### SHORT TASK:
Tell me how many lines hold "Cricket", please, using only the number.

### DATA SUPPLIED:
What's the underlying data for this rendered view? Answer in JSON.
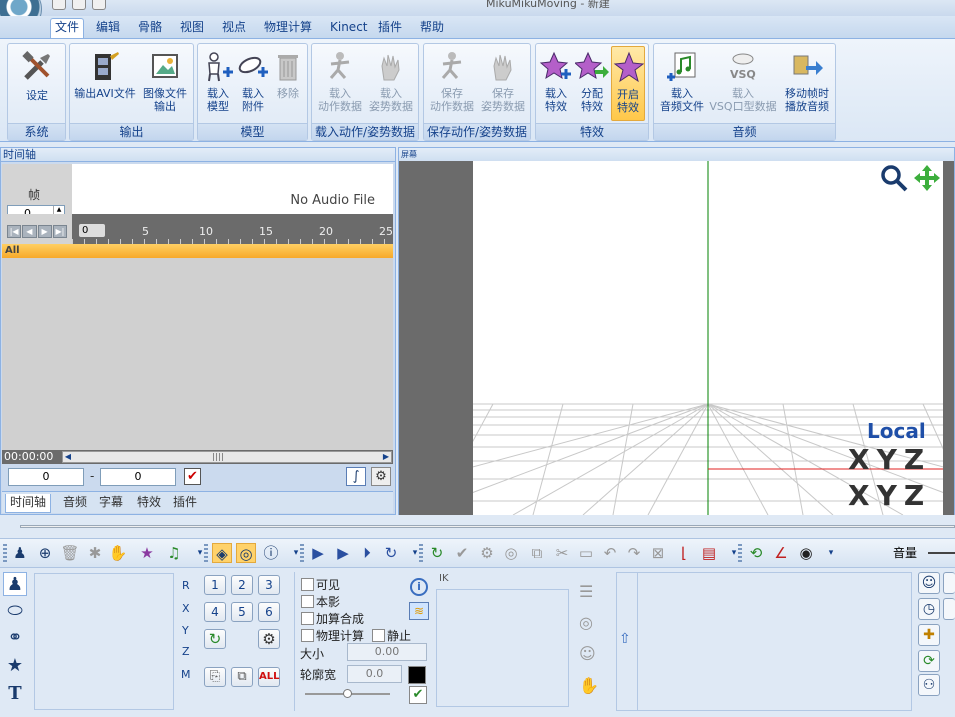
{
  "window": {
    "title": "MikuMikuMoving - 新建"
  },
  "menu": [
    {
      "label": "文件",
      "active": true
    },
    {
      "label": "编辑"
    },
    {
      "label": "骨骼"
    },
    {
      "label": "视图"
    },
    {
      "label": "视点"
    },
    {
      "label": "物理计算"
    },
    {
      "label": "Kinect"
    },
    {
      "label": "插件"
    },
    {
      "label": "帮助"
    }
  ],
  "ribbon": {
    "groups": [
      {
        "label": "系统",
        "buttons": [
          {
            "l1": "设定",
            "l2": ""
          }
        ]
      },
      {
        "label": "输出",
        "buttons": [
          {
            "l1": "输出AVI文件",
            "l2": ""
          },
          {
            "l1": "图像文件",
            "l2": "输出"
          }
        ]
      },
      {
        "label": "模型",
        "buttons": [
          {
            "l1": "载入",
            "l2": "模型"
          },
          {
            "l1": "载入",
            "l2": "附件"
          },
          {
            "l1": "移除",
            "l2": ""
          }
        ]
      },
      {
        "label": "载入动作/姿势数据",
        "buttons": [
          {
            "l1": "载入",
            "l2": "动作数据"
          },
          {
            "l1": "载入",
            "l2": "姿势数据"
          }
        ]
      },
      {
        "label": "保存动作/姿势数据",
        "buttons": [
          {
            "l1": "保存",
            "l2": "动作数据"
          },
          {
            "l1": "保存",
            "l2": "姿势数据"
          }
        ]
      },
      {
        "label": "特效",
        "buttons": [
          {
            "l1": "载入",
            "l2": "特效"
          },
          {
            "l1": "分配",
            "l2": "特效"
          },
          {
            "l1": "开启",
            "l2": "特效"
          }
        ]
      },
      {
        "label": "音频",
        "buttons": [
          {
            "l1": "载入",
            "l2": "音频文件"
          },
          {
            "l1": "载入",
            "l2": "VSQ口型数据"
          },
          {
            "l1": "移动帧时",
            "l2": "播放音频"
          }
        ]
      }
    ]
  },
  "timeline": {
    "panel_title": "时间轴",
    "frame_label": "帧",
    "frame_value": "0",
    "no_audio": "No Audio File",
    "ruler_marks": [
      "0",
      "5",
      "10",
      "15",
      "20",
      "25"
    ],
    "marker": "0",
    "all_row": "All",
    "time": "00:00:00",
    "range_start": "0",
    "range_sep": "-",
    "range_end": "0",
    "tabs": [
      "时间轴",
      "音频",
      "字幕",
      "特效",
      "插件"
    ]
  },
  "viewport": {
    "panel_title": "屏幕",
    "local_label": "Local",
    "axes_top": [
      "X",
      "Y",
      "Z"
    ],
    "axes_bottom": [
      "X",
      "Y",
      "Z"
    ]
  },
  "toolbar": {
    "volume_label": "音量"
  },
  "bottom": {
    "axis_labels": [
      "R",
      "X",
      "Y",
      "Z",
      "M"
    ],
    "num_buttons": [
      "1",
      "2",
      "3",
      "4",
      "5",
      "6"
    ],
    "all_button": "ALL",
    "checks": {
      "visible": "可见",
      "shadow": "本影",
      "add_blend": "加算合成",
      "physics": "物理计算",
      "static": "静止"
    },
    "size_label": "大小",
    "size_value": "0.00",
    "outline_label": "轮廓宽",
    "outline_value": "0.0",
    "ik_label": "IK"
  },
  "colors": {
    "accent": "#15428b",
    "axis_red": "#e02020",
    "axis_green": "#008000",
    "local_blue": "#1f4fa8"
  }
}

---

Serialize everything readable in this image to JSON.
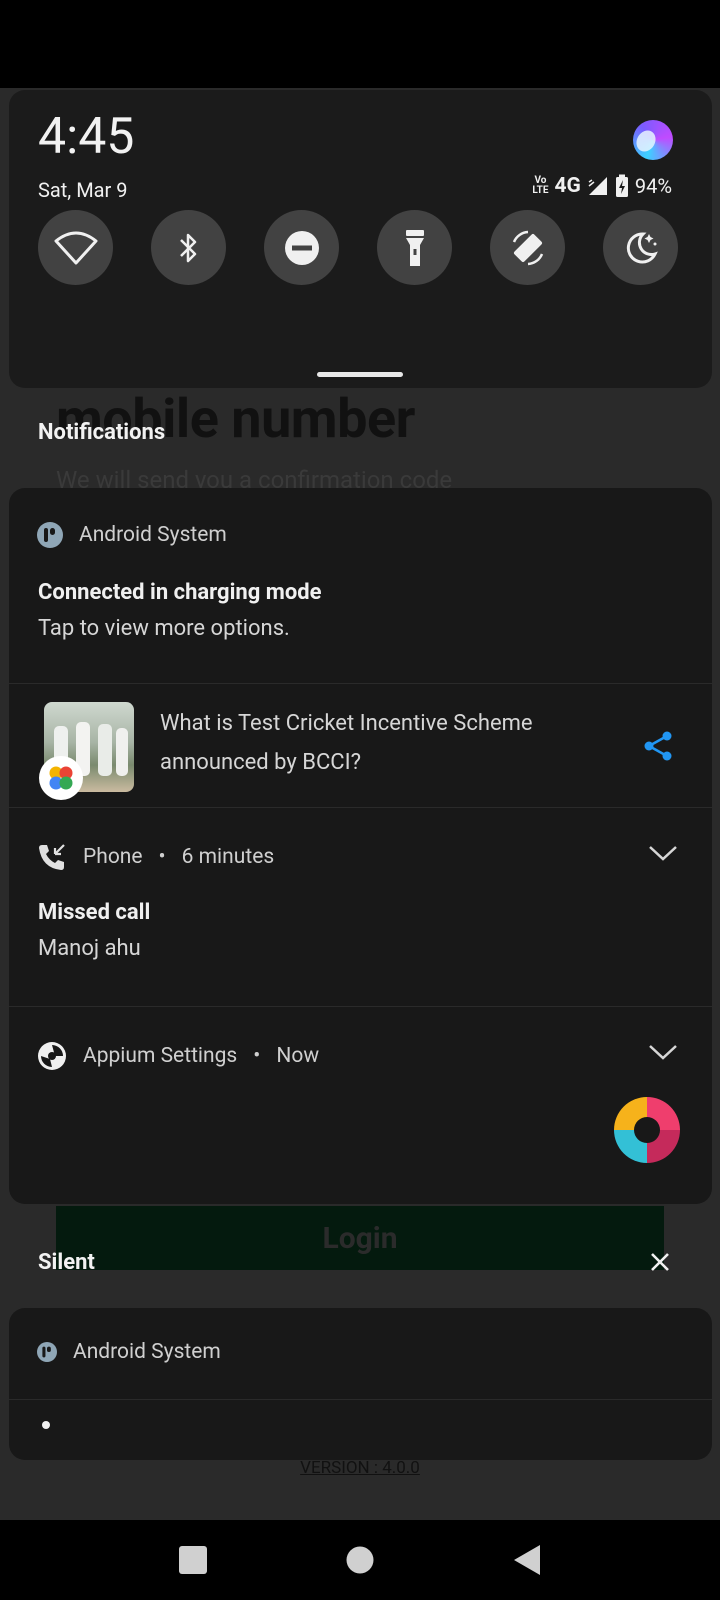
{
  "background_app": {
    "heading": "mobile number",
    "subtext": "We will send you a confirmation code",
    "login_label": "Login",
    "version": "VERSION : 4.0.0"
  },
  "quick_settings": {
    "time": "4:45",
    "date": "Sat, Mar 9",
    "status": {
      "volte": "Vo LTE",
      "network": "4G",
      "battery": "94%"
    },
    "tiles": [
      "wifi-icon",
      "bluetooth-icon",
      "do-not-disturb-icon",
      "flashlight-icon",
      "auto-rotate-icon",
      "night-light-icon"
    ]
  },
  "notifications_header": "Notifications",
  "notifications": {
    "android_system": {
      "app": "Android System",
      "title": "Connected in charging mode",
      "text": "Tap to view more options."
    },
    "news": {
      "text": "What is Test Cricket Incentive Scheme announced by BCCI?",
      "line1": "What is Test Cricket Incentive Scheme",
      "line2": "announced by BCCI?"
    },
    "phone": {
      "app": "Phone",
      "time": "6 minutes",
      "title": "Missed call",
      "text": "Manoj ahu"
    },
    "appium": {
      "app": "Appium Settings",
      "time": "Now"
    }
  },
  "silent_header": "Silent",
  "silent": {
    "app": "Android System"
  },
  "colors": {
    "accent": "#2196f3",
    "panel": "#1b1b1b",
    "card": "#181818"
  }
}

==

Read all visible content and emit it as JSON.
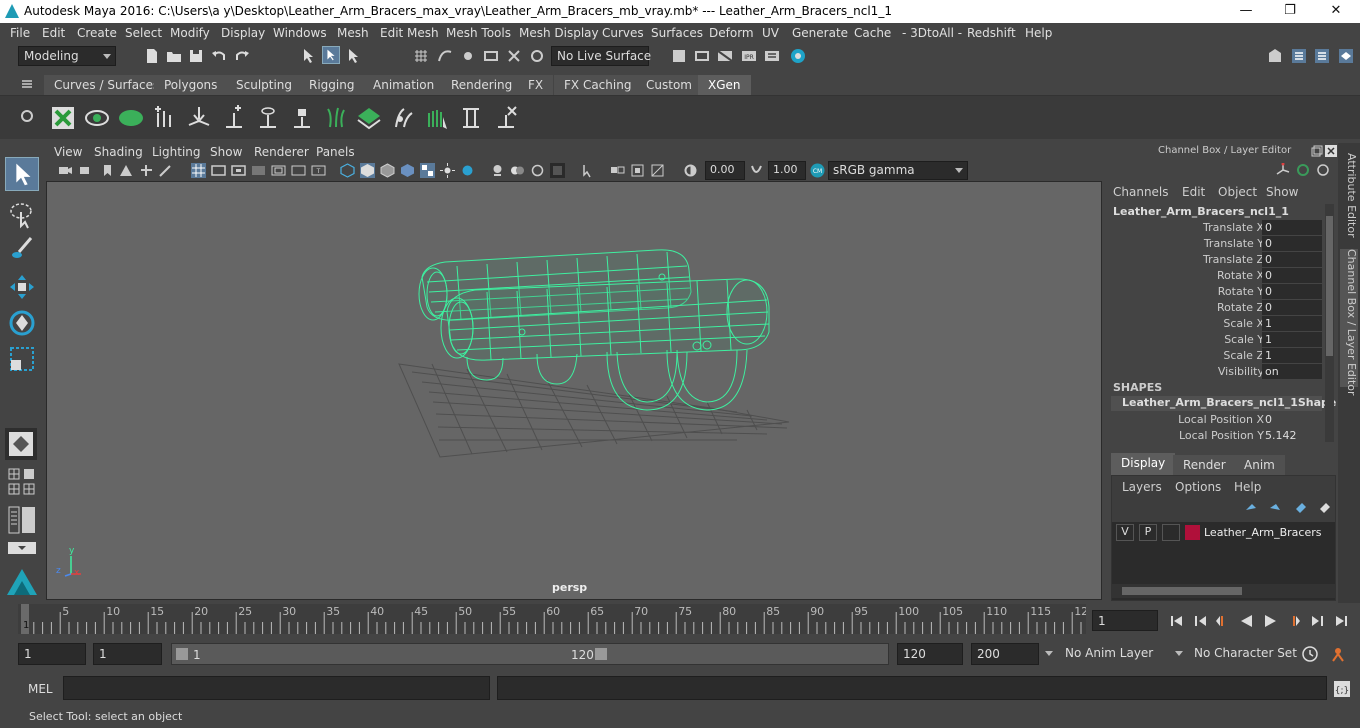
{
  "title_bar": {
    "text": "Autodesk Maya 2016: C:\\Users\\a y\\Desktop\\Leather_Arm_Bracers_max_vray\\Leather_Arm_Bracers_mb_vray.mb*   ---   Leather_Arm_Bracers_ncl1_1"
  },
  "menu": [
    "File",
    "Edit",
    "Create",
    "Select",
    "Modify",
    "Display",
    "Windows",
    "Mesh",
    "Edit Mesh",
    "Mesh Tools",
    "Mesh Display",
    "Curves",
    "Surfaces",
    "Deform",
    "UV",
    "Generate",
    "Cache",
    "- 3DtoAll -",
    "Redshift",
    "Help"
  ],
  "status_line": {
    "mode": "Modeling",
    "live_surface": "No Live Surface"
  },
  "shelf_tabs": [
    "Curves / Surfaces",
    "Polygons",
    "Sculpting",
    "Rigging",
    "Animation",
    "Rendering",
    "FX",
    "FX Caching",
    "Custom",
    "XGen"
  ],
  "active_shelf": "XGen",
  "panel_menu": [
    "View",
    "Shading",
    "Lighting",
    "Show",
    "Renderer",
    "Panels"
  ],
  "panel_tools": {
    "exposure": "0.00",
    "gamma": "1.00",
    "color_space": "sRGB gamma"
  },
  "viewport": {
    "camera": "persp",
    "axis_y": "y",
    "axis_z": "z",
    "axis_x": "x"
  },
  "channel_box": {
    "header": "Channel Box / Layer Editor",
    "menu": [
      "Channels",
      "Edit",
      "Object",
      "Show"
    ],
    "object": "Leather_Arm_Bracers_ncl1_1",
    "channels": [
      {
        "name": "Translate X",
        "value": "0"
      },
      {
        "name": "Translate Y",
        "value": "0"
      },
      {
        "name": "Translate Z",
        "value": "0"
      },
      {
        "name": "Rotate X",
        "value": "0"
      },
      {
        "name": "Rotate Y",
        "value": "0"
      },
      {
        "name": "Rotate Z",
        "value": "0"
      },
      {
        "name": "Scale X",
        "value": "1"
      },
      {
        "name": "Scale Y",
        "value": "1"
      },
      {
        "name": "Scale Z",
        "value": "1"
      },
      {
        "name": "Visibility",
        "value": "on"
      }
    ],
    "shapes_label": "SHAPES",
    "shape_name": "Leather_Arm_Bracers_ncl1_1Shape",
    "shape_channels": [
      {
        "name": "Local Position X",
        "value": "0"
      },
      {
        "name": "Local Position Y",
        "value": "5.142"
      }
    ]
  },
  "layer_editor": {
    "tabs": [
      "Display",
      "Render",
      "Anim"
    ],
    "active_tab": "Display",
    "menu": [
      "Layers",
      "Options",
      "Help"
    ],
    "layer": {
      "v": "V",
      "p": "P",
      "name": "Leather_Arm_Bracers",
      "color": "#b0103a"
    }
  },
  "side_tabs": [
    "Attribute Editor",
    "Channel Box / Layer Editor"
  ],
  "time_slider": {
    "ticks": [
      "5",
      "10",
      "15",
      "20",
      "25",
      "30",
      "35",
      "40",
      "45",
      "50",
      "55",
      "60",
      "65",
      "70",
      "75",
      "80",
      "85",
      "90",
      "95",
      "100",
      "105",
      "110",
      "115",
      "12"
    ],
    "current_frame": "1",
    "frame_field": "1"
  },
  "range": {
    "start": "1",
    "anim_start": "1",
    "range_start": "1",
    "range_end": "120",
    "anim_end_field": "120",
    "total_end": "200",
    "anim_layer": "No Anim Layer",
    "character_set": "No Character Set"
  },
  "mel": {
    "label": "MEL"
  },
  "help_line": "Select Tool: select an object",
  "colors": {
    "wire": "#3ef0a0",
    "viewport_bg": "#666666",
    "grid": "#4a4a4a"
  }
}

### WRITTEN SOLUTION:
2